Matron: "But I'd leave in the morning when you go to school and I wouldn't come home until dinner or maybe later."

Merrick: "Weally?"

Matron: "Yup. I'd make more money but the trade off is that I'll be gone."

Merrick: "Will they make you do it?"

Matron: "Nobody will make me. I could choose."

Merrick: "To be gone all day just to be boss of a whole bunch of people?"

When you put it that way, darling. . . . those men in her life? Pretty darn smart. But still. Opportunity has a way of seducing . . .

Sigh.

Monday, January 23, 2012

Monday, Meditation


Saturday morning, the Matron startled awake at 4:18 am, half an hour before her alarm.

Because in a fit of insanity, she signed up for a half day sesshin at her local Zen Center -- silent meditation from 6 am to noon.

At 4:25 she decided not to even attempt those extra 20 minutes of sleep. She was AWAKE. At 4:50 am, slurping down coffee and a muffin, she realized that she must immediately return to her warm, cozy bed and abandon this ridiculous idea of SIX hours of meditation. That whole 'awake' thing last just about long enough for food and coffee.

[Parts of the exercise]:
1. Decide whether each statement below agrees with the blog excerpt. Answer yes or no, and quote the words from the excerpt that settle it.
(a) The Matron woke at 4:18 am on Saturday.
(b) The sesshin lasted from 6 am until noon.
(c) Someone would force the Matron to take the job she describes.
2. Answer these questions using facts from different parts of the blog excerpt.
(a) What would the Matron gain by taking on the work she describes to Merrick?
(b) What date appears above the meditation post?
(c) What did the Matron have at 4:50 am?
3. Continue the blog excerpt about the Matron's morning of meditation, starting right after its final sentence.

[Dataset excerpts]:
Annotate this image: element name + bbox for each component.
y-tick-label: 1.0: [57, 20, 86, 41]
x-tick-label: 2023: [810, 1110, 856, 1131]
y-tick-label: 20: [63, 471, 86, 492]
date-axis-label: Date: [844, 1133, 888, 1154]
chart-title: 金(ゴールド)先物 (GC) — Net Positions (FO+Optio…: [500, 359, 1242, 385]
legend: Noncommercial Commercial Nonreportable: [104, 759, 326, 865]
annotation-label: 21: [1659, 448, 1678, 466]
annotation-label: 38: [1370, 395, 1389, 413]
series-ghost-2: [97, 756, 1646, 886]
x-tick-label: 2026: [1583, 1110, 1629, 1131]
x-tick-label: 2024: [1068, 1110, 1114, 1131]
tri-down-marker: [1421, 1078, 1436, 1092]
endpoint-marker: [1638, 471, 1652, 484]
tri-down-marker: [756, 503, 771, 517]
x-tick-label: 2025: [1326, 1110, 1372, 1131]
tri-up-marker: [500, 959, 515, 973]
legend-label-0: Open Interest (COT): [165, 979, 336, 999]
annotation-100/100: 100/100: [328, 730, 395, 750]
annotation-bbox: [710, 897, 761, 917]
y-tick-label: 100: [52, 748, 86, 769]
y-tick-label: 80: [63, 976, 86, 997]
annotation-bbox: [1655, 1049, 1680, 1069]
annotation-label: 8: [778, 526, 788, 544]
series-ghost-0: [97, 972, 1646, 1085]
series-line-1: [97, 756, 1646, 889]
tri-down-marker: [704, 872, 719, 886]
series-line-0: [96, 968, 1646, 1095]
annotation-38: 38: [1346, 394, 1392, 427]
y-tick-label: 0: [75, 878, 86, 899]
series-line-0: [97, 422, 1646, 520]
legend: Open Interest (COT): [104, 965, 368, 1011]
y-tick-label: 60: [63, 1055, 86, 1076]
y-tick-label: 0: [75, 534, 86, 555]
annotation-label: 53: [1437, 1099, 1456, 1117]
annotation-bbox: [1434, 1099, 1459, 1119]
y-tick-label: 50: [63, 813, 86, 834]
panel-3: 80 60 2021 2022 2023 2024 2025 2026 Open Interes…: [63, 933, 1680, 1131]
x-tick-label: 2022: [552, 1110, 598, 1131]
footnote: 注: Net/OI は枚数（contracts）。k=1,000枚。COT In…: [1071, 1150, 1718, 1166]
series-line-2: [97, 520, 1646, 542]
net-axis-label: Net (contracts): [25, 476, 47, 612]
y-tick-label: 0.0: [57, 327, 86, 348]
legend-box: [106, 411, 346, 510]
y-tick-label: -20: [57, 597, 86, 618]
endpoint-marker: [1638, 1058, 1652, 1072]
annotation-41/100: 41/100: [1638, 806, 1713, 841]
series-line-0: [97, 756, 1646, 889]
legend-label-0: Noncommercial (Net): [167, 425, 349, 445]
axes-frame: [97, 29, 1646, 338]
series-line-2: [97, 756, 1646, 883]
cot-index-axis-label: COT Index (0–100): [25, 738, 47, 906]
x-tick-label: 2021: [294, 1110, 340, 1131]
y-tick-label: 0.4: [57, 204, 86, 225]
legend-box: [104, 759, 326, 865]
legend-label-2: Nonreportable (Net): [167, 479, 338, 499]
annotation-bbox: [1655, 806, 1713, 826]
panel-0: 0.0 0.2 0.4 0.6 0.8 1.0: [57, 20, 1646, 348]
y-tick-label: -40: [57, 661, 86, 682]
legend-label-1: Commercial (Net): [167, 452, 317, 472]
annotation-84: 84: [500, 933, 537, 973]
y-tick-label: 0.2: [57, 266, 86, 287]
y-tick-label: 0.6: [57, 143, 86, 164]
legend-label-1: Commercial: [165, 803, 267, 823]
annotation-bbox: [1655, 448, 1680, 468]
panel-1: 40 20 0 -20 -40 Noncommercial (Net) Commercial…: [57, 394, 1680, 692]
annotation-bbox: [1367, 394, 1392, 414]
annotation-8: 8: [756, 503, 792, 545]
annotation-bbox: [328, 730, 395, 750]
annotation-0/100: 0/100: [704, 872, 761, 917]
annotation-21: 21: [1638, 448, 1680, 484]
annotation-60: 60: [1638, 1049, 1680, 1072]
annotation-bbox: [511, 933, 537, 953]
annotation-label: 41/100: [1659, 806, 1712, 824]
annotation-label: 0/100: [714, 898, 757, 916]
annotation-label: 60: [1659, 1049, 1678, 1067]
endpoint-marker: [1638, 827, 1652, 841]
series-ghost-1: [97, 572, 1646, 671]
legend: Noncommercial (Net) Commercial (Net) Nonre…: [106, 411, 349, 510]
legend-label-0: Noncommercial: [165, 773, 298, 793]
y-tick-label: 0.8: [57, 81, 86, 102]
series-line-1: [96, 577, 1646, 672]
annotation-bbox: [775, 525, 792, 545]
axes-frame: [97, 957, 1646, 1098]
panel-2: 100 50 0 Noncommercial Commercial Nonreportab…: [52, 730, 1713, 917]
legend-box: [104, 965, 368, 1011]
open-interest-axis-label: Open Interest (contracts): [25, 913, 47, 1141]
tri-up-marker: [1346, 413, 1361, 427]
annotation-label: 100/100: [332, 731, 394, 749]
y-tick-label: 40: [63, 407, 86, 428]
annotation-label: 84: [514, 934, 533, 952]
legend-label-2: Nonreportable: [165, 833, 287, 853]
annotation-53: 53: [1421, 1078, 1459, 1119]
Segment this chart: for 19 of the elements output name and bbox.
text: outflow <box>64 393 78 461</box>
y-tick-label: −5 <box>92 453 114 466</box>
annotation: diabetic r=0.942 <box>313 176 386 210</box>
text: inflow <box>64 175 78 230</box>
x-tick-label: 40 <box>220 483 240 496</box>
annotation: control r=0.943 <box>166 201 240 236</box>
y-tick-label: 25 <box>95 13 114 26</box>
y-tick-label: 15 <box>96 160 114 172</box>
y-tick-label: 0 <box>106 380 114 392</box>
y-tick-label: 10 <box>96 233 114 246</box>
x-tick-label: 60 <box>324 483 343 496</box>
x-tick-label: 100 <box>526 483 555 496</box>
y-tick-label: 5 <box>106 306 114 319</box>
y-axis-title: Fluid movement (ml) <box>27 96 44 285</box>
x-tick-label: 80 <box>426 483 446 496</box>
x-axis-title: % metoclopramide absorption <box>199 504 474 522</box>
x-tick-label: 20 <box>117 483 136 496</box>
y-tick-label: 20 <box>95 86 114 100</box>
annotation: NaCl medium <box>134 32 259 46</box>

[Responses by item number]:
1.
(a) Yes: "the Matron startled awake at 4:18 am"
(b) Yes: "silent meditation from 6 am to noon"
(c) No: "Nobody will make me. I could choose."

2.
(a) She would make more money.
(b) Monday, January 23, 2012.
(c) Coffee and a muffin.

3.
Friday, this conversation had ensued.

He Who Cannot Be Named (16 year old son HWCBN for new readers): "Mom? You're going to meditate for six hours?"

Matron: "Yup!"

HWCBN: "How long have you meditated at one shot before?"

Matron: "Forty minutes."

Pause.

HWCBN: "Good luck with that."

This conversation replayed itself that bleak, black morning. Indeed, only pride propelled her forward. She had signed up, rallied the children, promised herself -- committed. The day was arranged around her absence. Merrick had hugged her good-night, all pluck and encouragement for her interior journey.

Merrick: "Mom? If you fall asleep and dwop over, twy not to get huwt."

Thanks, sweetheart.

And so from 6 am to noon, the Matron sat on a pillow. There was a small ceremony, a silent meditative breakfast, a highly anticipated bathroom break or two (bathroom! Like a party!). In sum, she sat just over four hours total.

That time--four hours, which would be 240 minutes?

Flew by.

Shockingly, for much of that time her mind held only a mantra -- a brief phrase and breath truly took hold. But for another slice of that time, her past -- images, scenes, conversations, bright lights of life frozen -- scrolled unbidden and uncontrolled across her defenseless psyche.

What a show!

It was . . . humbling.

Past humiliations arose. Moments of guilt. Vignettes of wrong-doing, mistakes made. A luminous moment or two, but mostly pain and sorrow finding a path they'd missed and making the most of it. The stories presenting themselves weren't the familiar crew, but a brand new bunch.

A little girl in plaid and braids, the adorable-as-all-get-out kind you see in picture books and movies -- already afraid.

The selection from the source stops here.